▶ **Task goal**
Below is a block of records; repeat all of them exactly.

▶ **Data shown**
------------------------------------------------

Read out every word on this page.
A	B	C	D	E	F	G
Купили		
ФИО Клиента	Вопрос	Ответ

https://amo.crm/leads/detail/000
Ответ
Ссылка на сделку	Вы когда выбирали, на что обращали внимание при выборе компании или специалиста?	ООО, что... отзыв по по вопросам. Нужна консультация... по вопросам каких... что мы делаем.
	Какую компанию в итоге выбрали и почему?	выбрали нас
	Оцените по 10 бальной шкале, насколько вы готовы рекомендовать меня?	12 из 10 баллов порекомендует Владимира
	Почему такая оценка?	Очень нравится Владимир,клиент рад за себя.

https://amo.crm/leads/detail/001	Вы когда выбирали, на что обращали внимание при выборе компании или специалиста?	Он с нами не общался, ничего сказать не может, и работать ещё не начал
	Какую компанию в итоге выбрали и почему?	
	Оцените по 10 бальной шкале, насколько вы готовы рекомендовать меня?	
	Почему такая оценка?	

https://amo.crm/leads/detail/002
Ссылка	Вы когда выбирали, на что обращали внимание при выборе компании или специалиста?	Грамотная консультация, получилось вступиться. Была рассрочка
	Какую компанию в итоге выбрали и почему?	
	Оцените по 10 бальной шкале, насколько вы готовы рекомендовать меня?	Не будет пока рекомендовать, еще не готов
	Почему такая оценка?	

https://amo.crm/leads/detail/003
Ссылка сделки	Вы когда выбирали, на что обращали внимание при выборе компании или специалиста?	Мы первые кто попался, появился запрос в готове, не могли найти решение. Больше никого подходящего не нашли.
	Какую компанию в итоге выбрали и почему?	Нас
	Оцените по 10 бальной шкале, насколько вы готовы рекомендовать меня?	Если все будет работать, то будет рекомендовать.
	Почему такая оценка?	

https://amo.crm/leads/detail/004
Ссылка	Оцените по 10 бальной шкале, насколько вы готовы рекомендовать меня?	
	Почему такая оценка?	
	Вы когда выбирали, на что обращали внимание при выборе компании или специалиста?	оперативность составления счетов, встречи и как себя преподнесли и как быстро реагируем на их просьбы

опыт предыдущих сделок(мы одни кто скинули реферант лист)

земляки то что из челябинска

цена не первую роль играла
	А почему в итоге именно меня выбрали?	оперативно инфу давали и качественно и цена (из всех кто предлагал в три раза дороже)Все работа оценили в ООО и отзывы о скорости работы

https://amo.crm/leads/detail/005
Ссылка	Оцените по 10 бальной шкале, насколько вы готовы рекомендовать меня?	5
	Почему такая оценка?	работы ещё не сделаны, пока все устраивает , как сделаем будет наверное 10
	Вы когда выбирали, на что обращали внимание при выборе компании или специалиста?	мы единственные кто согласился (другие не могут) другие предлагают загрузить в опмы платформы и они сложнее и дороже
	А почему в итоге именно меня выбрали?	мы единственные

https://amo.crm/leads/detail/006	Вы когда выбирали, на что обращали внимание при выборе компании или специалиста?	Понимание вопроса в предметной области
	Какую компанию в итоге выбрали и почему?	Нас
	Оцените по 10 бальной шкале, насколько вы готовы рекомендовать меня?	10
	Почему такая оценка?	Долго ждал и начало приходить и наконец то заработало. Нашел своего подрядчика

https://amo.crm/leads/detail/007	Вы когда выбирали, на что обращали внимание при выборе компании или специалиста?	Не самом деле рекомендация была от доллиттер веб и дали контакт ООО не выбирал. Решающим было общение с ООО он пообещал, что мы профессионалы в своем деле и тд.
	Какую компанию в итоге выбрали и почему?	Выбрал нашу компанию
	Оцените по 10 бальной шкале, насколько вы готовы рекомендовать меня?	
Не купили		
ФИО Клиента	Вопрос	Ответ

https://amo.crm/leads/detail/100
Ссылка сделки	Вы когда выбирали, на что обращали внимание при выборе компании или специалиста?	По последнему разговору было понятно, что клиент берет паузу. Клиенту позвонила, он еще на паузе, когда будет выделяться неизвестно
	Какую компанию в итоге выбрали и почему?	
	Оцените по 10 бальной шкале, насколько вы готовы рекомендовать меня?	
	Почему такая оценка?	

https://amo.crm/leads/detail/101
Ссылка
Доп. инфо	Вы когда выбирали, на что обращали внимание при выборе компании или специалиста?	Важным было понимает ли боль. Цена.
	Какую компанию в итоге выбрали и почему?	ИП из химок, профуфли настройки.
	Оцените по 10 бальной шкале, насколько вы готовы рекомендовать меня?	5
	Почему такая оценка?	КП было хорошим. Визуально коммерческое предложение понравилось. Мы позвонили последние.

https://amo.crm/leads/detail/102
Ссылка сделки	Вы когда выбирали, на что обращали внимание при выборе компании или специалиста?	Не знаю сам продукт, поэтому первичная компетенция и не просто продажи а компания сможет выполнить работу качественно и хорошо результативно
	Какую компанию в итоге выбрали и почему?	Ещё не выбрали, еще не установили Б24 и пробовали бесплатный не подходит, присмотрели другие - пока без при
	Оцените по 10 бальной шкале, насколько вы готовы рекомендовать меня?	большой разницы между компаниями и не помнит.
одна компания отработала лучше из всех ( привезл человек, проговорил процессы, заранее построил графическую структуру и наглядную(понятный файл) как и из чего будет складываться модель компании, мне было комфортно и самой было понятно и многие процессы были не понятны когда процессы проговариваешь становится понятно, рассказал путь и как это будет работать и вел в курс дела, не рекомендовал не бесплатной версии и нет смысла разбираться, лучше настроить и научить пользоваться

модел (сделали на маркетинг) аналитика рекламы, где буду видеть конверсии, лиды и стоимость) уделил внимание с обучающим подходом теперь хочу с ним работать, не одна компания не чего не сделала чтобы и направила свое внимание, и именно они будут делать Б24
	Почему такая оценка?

------------------------------------------------

▶ **Expected answer**
Read out every word on this page.
A	B	C	D	E	F	G
Купили		
ФИО Клиента	Вопрос	Ответ

https://amo.crm/leads/detail/000
Ответ
Ссылка на сделку	Вы когда выбирали, на что обращали внимание при выборе компании или специалиста?	ООО, что... отзыв по по вопросам. Нужна консультация... по вопросам каких... что мы делаем.
	Какую компанию в итоге выбрали и почему?	выбрали нас
	Оцените по 10 бальной шкале, насколько вы готовы рекомендовать меня?	12 из 10 баллов порекомендует Владимира
	Почему такая оценка?	Очень нравится Владимир,клиент рад за себя.

https://amo.crm/leads/detail/001	Вы когда выбирали, на что обращали внимание при выборе компании или специалиста?	Он с нами не общался, ничего сказать не может, и работать ещё не начал
	Какую компанию в итоге выбрали и почему?	
	Оцените по 10 бальной шкале, насколько вы готовы рекомендовать меня?	
	Почему такая оценка?	

https://amo.crm/leads/detail/002
Ссылка	Вы когда выбирали, на что обращали внимание при выборе компании или специалиста?	Грамотная консультация, получилось вступиться. Была рассрочка
	Какую компанию в итоге выбрали и почему?	
	Оцените по 10 бальной шкале, насколько вы готовы рекомендовать меня?	Не будет пока рекомендовать, еще не готов
	Почему такая оценка?	

https://amo.crm/leads/detail/003
Ссылка сделки	Вы когда выбирали, на что обращали внимание при выборе компании или специалиста?	Мы первые кто попался, появился запрос в готове, не могли найти решение. Больше никого подходящего не нашли.
	Какую компанию в итоге выбрали и почему?	Нас
	Оцените по 10 бальной шкале, насколько вы готовы рекомендовать меня?	Если все будет работать, то будет рекомендовать.
	Почему такая оценка?	

https://amo.crm/leads/detail/004
Ссылка	Оцените по 10 бальной шкале, насколько вы готовы рекомендовать меня?	
	Почему такая оценка?	
	Вы когда выбирали, на что обращали внимание при выборе компании или специалиста?	оперативность составления счетов, встречи и как себя преподнесли и как быстро реагируем на их просьбы

опыт предыдущих сделок(мы одни кто скинули реферант лист)

земляки то что из челябинска

цена не первую роль играла
	А почему в итоге именно меня выбрали?	оперативно инфу давали и качественно и цена (из всех кто предлагал в три раза дороже)Все работа оценили в ООО и отзывы о скорости работы

https://amo.crm/leads/detail/005
Ссылка	Оцените по 10 бальной шкале, насколько вы готовы рекомендовать меня?	5
	Почему такая оценка?	работы ещё не сделаны, пока все устраивает , как сделаем будет наверное 10
	Вы когда выбирали, на что обращали внимание при выборе компании или специалиста?	мы единственные кто согласился (другие не могут) другие предлагают загрузить в опмы платформы и они сложнее и дороже
	А почему в итоге именно меня выбрали?	мы единственные

https://amo.crm/leads/detail/006	Вы когда выбирали, на что обращали внимание при выборе компании или специалиста?	Понимание вопроса в предметной области
	Какую компанию в итоге выбрали и почему?	Нас
	Оцените по 10 бальной шкале, насколько вы готовы рекомендовать меня?	10
	Почему такая оценка?	Долго ждал и начало приходить и наконец то заработало. Нашел своего подрядчика

https://amo.crm/leads/detail/007	Вы когда выбирали, на что обращали внимание при выборе компании или специалиста?	Не самом деле рекомендация была от доллиттер веб и дали контакт ООО не выбирал. Решающим было общение с ООО он пообещал, что мы профессионалы в своем деле и тд.
	Какую компанию в итоге выбрали и почему?	Выбрал нашу компанию
	Оцените по 10 бальной шкале, насколько вы готовы рекомендовать меня?	
Не купили		
ФИО Клиента	Вопрос	Ответ

https://amo.crm/leads/detail/100
Ссылка сделки	Вы когда выбирали, на что обращали внимание при выборе компании или специалиста?	По последнему разговору было понятно, что клиент берет паузу. Клиенту позвонила, он еще на паузе, когда будет выделяться неизвестно
	Какую компанию в итоге выбрали и почему?	
	Оцените по 10 бальной шкале, насколько вы готовы рекомендовать меня?	
	Почему такая оценка?	

https://amo.crm/leads/detail/101
Ссылка
Доп. инфо	Вы когда выбирали, на что обращали внимание при выборе компании или специалиста?	Важным было понимает ли боль. Цена.
	Какую компанию в итоге выбрали и почему?	ИП из химок, профуфли настройки.
	Оцените по 10 бальной шкале, насколько вы готовы рекомендовать меня?	5
	Почему такая оценка?	КП было хорошим. Визуально коммерческое предложение понравилось. Мы позвонили последние.

https://amo.crm/leads/detail/102
Ссылка сделки	Вы когда выбирали, на что обращали внимание при выборе компании или специалиста?	Не знаю сам продукт, поэтому первичная компетенция и не просто продажи а компания сможет выполнить работу качественно и хорошо результативно
	Какую компанию в итоге выбрали и почему?	Ещё не выбрали, еще не установили Б24 и пробовали бесплатный не подходит, присмотрели другие - пока без при
	Оцените по 10 бальной шкале, насколько вы готовы рекомендовать меня?	большой разницы между компаниями и не помнит.
одна компания отработала лучше из всех ( привезл человек, проговорил процессы, заранее построил графическую структуру и наглядную(понятный файл) как и из чего будет складываться модель компании, мне было комфортно и самой было понятно и многие процессы были не понятны когда процессы проговариваешь становится понятно, рассказал путь и как это будет работать и вел в курс дела, не рекомендовал не бесплатной версии и нет смысла разбираться, лучше настроить и научить пользоваться

модел (сделали на маркетинг) аналитика рекламы, где буду видеть конверсии, лиды и стоимость) уделил внимание с обучающим подходом теперь хочу с ним работать, не одна компания не чего не сделала чтобы и направила свое внимание, и именно они будут делать Б24
	Почему такая оценка?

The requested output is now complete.